[Records contained in a dataset]

◇ ◇ ◇ ◇ ◇ ◇ ◇

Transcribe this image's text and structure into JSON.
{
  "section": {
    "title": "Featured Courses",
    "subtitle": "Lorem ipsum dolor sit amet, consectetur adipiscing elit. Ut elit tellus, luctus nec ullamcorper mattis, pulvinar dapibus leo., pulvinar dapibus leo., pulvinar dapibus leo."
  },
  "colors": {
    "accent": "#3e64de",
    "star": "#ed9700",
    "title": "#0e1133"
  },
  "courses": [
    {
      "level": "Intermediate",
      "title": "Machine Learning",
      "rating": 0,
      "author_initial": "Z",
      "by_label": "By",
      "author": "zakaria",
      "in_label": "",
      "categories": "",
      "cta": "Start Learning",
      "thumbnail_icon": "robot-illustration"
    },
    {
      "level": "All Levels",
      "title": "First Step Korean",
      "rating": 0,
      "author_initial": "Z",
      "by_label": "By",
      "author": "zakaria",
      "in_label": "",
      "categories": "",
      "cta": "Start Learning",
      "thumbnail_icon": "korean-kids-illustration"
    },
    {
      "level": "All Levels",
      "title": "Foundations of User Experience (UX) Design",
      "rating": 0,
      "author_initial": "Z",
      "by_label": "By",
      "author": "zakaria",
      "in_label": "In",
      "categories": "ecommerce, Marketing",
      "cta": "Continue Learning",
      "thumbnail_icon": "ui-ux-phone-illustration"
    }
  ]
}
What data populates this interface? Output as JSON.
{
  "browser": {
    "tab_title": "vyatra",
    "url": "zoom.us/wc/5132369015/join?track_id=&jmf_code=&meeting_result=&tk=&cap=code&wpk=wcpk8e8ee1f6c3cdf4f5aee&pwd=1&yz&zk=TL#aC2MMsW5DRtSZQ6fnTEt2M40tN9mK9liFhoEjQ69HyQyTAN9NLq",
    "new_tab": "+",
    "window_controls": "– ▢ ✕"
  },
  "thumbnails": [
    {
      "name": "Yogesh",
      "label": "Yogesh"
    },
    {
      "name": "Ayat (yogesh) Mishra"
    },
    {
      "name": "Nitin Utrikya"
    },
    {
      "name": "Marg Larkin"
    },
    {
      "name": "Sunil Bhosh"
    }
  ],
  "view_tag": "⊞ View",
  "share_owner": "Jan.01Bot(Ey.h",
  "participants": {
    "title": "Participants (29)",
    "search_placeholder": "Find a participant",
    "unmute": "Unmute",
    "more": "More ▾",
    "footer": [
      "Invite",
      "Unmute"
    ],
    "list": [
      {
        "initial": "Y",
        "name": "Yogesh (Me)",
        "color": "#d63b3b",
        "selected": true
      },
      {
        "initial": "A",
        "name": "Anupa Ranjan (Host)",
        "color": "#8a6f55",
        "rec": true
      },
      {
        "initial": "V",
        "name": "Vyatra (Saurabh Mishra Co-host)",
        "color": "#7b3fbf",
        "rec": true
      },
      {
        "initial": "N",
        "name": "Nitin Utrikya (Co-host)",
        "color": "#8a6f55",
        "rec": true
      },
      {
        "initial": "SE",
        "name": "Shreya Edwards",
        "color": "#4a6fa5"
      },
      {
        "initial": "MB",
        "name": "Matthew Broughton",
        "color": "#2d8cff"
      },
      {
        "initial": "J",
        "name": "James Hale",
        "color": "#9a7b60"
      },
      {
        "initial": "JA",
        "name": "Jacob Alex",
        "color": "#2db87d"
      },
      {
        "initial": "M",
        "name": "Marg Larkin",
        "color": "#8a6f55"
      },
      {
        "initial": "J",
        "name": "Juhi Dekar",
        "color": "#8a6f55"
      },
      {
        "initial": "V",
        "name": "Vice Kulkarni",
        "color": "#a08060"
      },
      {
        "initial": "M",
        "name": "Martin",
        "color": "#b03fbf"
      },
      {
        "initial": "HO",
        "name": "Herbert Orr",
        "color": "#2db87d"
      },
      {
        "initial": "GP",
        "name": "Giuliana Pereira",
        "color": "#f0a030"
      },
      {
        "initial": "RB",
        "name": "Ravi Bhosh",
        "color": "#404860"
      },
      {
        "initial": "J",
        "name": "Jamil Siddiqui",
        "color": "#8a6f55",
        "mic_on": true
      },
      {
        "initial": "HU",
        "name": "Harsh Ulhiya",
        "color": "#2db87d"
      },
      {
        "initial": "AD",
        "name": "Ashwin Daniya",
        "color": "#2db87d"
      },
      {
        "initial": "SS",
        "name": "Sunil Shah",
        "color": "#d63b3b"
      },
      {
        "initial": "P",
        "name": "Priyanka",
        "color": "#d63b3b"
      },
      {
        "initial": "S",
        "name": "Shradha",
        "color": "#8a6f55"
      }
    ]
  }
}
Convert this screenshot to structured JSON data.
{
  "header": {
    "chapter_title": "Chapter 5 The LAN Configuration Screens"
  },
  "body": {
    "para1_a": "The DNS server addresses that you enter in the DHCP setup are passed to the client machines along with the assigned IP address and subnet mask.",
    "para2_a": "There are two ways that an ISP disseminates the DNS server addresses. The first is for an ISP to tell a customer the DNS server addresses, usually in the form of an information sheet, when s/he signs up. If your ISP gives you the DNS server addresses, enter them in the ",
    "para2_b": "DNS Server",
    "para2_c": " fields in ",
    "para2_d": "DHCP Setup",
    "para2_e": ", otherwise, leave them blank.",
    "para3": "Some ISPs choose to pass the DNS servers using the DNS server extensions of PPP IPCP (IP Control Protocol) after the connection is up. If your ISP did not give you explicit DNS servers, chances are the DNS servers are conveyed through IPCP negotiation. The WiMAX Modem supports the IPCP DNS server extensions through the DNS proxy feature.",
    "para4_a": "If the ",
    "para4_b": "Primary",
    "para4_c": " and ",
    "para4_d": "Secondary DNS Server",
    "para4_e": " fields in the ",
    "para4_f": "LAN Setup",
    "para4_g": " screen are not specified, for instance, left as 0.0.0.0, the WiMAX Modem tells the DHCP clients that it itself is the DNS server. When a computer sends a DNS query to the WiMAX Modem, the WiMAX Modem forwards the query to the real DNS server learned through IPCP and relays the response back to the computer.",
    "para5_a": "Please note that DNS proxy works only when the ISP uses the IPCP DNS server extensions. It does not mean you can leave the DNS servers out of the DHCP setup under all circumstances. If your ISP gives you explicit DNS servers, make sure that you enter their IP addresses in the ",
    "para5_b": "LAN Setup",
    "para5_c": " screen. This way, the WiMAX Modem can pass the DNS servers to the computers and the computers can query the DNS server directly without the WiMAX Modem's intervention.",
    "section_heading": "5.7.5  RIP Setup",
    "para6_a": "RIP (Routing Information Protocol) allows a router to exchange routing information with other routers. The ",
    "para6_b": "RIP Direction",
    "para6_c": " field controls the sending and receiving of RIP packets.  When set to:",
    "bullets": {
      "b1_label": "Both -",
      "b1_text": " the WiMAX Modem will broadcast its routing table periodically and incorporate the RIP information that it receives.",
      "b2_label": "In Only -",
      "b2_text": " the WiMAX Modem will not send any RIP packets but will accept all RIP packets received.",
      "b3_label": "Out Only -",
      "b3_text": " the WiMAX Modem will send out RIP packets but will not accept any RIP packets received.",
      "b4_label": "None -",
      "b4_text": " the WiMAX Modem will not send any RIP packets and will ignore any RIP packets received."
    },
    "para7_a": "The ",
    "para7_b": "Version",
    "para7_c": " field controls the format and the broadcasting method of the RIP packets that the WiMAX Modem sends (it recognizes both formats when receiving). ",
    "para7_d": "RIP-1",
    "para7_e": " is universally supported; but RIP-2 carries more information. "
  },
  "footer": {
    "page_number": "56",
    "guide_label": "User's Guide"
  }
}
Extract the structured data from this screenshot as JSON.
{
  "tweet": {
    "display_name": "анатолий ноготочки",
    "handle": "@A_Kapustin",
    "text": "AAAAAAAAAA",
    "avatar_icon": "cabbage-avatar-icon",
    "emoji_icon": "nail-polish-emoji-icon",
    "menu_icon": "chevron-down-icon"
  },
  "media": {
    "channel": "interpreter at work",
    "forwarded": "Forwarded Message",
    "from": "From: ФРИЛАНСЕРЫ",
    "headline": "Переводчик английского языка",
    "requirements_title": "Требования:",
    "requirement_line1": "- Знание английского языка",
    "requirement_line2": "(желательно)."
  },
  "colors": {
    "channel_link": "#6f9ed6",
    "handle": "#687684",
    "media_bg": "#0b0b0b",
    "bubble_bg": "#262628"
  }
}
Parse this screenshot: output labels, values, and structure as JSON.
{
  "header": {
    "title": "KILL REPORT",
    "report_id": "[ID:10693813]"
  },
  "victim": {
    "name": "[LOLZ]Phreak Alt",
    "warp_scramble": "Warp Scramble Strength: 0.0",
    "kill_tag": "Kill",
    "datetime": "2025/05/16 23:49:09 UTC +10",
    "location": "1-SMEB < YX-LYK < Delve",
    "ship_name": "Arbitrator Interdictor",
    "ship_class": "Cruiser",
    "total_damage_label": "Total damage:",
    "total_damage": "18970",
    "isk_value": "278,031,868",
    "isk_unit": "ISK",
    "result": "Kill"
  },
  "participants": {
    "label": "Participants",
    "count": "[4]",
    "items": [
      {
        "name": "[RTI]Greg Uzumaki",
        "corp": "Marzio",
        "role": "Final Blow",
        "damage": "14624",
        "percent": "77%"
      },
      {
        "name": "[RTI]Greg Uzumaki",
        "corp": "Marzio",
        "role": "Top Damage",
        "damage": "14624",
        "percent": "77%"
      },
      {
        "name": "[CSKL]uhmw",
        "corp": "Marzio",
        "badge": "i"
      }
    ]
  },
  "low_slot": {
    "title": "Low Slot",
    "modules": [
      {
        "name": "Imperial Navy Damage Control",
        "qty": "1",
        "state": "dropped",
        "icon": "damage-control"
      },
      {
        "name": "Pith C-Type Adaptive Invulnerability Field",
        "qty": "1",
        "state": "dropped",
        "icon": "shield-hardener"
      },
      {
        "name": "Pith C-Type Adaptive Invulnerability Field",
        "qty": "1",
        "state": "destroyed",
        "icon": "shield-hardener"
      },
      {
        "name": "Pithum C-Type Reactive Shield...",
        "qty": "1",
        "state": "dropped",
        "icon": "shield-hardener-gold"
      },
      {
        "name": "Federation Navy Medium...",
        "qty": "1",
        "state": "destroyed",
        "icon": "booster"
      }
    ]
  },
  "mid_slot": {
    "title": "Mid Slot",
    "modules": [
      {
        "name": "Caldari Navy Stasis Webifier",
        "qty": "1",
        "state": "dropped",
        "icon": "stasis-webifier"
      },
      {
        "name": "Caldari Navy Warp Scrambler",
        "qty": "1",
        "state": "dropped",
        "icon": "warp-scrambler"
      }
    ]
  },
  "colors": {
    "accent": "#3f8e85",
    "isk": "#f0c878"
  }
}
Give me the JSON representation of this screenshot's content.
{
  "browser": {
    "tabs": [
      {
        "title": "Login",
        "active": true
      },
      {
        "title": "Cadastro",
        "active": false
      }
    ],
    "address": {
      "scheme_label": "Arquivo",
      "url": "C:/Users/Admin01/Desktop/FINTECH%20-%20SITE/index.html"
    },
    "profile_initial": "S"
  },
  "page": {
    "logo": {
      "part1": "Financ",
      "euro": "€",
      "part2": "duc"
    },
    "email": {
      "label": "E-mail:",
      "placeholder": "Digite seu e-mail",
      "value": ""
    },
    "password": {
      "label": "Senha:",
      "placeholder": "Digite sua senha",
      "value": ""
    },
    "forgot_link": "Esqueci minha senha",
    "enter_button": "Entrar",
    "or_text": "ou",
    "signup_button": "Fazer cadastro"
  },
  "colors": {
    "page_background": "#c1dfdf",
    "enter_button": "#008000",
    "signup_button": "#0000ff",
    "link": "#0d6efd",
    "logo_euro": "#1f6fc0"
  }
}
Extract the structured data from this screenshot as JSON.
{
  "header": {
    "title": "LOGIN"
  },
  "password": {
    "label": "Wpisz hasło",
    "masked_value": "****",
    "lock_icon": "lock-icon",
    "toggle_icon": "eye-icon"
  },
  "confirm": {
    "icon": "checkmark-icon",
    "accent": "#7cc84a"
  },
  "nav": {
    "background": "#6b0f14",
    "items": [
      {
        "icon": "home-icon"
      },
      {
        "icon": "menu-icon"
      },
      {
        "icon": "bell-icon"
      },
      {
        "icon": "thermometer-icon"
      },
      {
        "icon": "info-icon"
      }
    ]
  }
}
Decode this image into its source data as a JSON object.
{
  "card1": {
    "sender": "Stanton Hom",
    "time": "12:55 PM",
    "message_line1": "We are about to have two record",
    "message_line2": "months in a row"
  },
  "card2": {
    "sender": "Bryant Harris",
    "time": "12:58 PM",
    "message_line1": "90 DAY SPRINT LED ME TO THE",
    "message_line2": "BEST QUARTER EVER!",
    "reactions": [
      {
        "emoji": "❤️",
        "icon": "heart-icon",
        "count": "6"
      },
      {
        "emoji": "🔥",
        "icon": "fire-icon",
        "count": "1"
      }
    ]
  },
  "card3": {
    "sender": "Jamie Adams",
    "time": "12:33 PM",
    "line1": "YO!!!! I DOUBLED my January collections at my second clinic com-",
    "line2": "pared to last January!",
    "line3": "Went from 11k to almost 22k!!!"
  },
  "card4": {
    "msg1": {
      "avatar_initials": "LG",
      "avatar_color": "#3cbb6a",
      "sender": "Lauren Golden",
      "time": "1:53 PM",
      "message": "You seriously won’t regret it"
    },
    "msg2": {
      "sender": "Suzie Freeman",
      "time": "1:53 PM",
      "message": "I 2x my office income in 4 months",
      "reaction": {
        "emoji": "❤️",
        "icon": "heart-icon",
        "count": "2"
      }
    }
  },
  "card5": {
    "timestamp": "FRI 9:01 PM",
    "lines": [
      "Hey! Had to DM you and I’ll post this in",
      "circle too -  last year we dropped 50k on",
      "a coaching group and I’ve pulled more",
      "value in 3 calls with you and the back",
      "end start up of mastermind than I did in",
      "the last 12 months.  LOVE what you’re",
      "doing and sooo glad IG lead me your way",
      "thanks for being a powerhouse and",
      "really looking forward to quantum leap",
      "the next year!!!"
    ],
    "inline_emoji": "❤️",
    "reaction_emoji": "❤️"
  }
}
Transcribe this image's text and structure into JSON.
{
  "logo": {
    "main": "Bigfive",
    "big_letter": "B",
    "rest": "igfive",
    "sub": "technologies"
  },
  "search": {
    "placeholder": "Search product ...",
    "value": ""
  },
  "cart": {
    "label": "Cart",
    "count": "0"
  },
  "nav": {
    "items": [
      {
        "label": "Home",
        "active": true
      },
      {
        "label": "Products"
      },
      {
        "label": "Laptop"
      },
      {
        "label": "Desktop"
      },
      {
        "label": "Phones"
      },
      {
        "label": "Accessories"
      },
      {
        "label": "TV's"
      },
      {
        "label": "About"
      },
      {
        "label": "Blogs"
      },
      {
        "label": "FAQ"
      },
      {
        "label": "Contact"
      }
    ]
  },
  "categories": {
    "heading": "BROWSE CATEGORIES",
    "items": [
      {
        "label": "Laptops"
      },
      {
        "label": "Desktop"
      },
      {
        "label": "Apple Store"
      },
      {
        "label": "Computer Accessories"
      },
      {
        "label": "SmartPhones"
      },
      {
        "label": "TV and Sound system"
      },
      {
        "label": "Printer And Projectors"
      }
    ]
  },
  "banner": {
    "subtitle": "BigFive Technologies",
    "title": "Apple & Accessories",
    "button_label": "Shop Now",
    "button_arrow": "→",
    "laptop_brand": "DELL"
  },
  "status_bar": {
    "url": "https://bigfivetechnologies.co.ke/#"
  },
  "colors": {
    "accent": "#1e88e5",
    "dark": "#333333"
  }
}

◇ ◇ ◇ ◇ ◇ ◇ ◇

Aim
Of the lines in the material, how many contain the word "illustration"? Reply with the number and nothing else.

Worked solution
3